▸ What you are asked to do
Reproduce the listing that follows with no differences at all.

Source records
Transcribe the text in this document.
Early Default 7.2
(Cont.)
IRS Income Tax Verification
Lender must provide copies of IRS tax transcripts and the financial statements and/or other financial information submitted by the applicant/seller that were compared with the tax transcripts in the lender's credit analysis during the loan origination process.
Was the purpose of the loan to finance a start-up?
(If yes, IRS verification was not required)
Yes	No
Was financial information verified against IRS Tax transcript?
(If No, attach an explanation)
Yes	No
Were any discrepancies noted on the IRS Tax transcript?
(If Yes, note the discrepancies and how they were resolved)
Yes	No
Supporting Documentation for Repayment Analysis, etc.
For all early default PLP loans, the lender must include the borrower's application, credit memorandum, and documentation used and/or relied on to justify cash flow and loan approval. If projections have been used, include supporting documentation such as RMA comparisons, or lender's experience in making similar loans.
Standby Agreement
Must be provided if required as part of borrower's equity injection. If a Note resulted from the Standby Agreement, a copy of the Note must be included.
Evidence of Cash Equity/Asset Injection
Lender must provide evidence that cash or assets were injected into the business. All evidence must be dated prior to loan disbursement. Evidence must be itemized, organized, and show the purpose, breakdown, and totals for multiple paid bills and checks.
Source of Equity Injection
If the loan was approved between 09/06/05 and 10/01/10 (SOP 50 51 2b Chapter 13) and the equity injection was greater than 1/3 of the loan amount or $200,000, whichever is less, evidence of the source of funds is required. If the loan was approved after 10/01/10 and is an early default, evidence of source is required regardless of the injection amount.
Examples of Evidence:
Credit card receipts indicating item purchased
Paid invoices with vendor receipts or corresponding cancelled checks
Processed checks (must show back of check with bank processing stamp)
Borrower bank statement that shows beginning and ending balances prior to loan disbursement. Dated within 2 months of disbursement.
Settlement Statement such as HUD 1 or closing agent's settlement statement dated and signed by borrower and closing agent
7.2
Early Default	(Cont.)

▸ Complete response
Transcribe the text in this document.
Early Default 7.2
(Cont.)
IRS Income Tax Verification
Lender must provide copies of IRS tax transcripts and the financial statements and/or other financial information submitted by the applicant/seller that were compared with the tax transcripts in the lender's credit analysis during the loan origination process.
Was the purpose of the loan to finance a start-up?
(If yes, IRS verification was not required)
Yes	No
Was financial information verified against IRS Tax transcript?
(If No, attach an explanation)
Yes	No
Were any discrepancies noted on the IRS Tax transcript?
(If Yes, note the discrepancies and how they were resolved)
Yes	No
Supporting Documentation for Repayment Analysis, etc.
For all early default PLP loans, the lender must include the borrower's application, credit memorandum, and documentation used and/or relied on to justify cash flow and loan approval. If projections have been used, include supporting documentation such as RMA comparisons, or lender's experience in making similar loans.
Standby Agreement
Must be provided if required as part of borrower's equity injection. If a Note resulted from the Standby Agreement, a copy of the Note must be included.
Evidence of Cash Equity/Asset Injection
Lender must provide evidence that cash or assets were injected into the business. All evidence must be dated prior to loan disbursement. Evidence must be itemized, organized, and show the purpose, breakdown, and totals for multiple paid bills and checks.
Source of Equity Injection
If the loan was approved between 09/06/05 and 10/01/10 (SOP 50 51 2b Chapter 13) and the equity injection was greater than 1/3 of the loan amount or $200,000, whichever is less, evidence of the source of funds is required. If the loan was approved after 10/01/10 and is an early default, evidence of source is required regardless of the injection amount.
Examples of Evidence:
Credit card receipts indicating item purchased
Paid invoices with vendor receipts or corresponding cancelled checks
Processed checks (must show back of check with bank processing stamp)
Borrower bank statement that shows beginning and ending balances prior to loan disbursement. Dated within 2 months of disbursement.
Settlement Statement such as HUD 1 or closing agent's settlement statement dated and signed by borrower and closing agent
7.2
Early Default	(Cont.)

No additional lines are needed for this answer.